• Objective:
Skip every image and restate the data word for word.

• Stored records:
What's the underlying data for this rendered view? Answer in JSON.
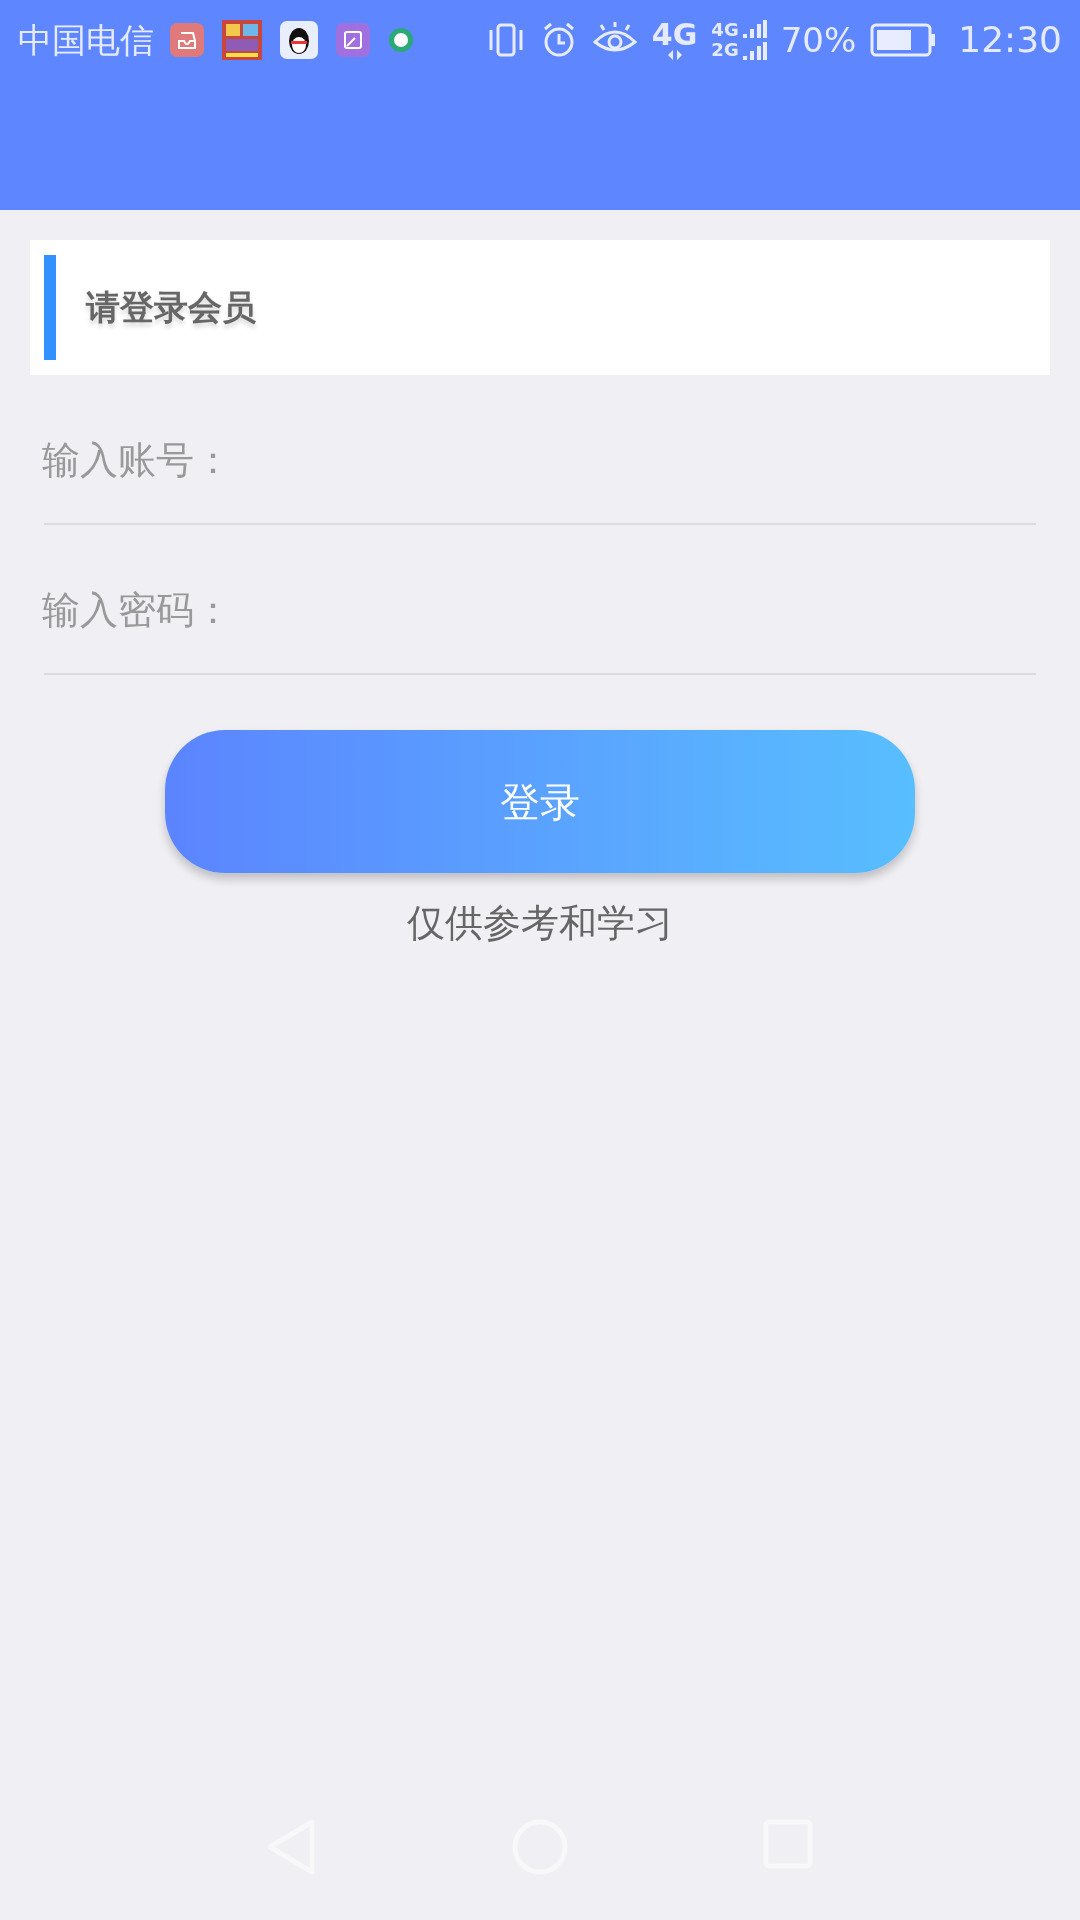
{
  "status_bar": {
    "carrier": "中国电信",
    "battery_percent": "70%",
    "time": "12:30",
    "network": "4G",
    "network_secondary": "4G",
    "network_tertiary": "2G"
  },
  "card": {
    "title": "请登录会员"
  },
  "fields": [
    {
      "label": "输入账号："
    },
    {
      "label": "输入密码："
    }
  ],
  "login_button": {
    "label": "登录"
  },
  "footer_note": "仅供参考和学习"
}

• Exercise output:
What's the underlying data for this rendered view? Answer in JSON.
{
  "status_bar": {
    "carrier": "中国电信",
    "battery_percent": "70%",
    "time": "12:30",
    "network": "4G",
    "network_secondary": "4G",
    "network_tertiary": "2G"
  },
  "card": {
    "title": "请登录会员"
  },
  "fields": [
    {
      "label": "输入账号："
    },
    {
      "label": "输入密码："
    }
  ],
  "login_button": {
    "label": "登录"
  },
  "footer_note": "仅供参考和学习"
}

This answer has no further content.